BEGIN Exercise data
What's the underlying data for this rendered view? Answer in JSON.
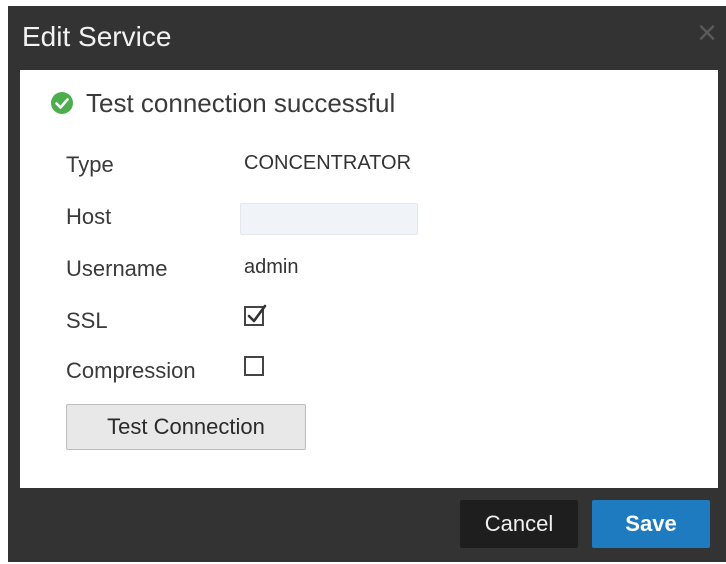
{
  "dialog": {
    "title": "Edit Service",
    "close_glyph": "×"
  },
  "status": {
    "icon": "check-circle-icon",
    "text": "Test connection successful",
    "color": "#4cae4c"
  },
  "fields": {
    "type_label": "Type",
    "type_value": "CONCENTRATOR",
    "host_label": "Host",
    "host_value": "",
    "username_label": "Username",
    "username_value": "admin",
    "ssl_label": "SSL",
    "ssl_checked": true,
    "compression_label": "Compression",
    "compression_checked": false
  },
  "buttons": {
    "test_connection": "Test Connection",
    "cancel": "Cancel",
    "save": "Save"
  },
  "colors": {
    "dialog_bg": "#333333",
    "primary": "#1f7bbf",
    "secondary_btn": "#1e1e1e"
  }
}
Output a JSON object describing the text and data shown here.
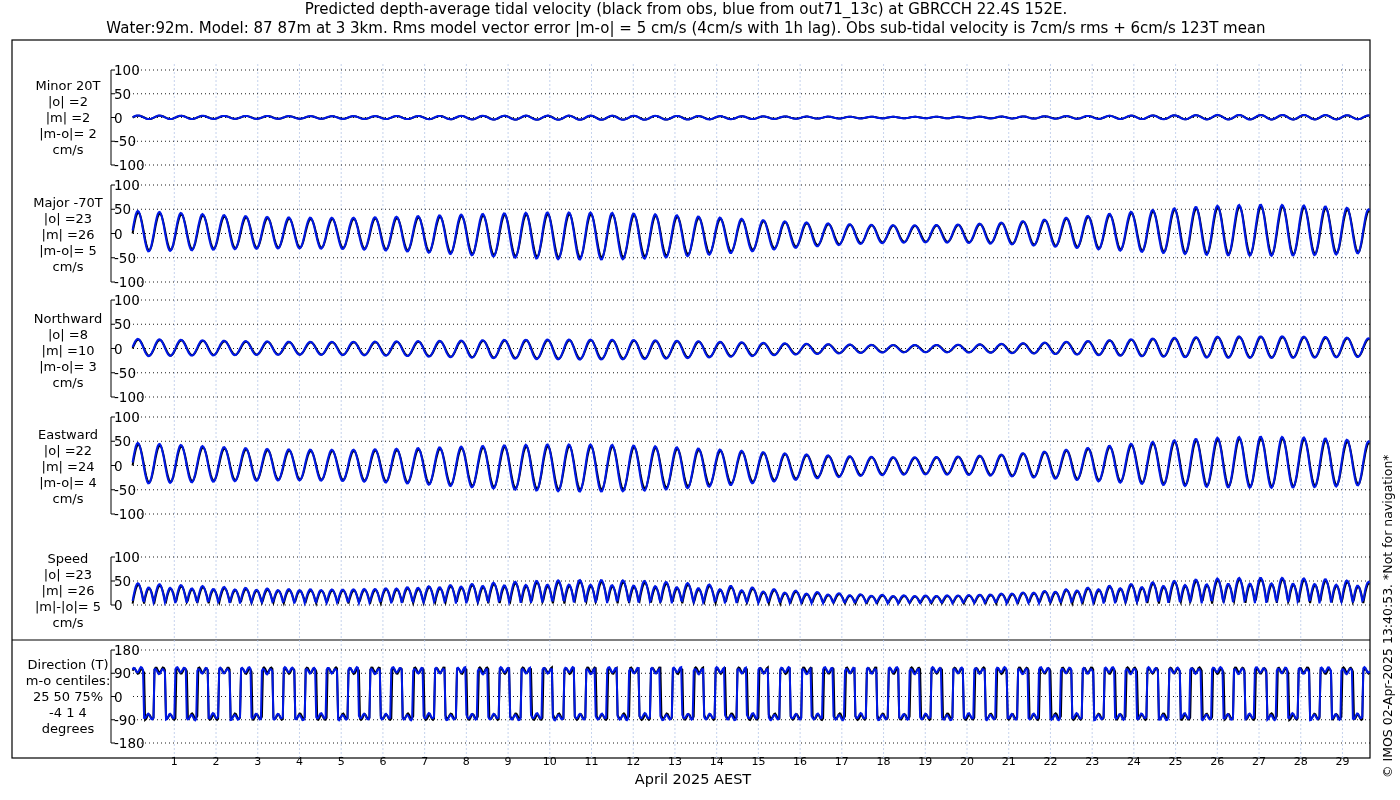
END Exercise data
Without the pictures, print the whole listing exactly as given.

What's the underlying data for this rendered view? Answer in JSON.
{
  "dialog": {
    "title": "Edit Service",
    "close_glyph": "×"
  },
  "status": {
    "icon": "check-circle-icon",
    "text": "Test connection successful",
    "color": "#4cae4c"
  },
  "fields": {
    "type_label": "Type",
    "type_value": "CONCENTRATOR",
    "host_label": "Host",
    "host_value": "",
    "username_label": "Username",
    "username_value": "admin",
    "ssl_label": "SSL",
    "ssl_checked": true,
    "compression_label": "Compression",
    "compression_checked": false
  },
  "buttons": {
    "test_connection": "Test Connection",
    "cancel": "Cancel",
    "save": "Save"
  },
  "colors": {
    "dialog_bg": "#333333",
    "primary": "#1f7bbf",
    "secondary_btn": "#1e1e1e"
  }
}
Output a JSON object describing the text and data shown here.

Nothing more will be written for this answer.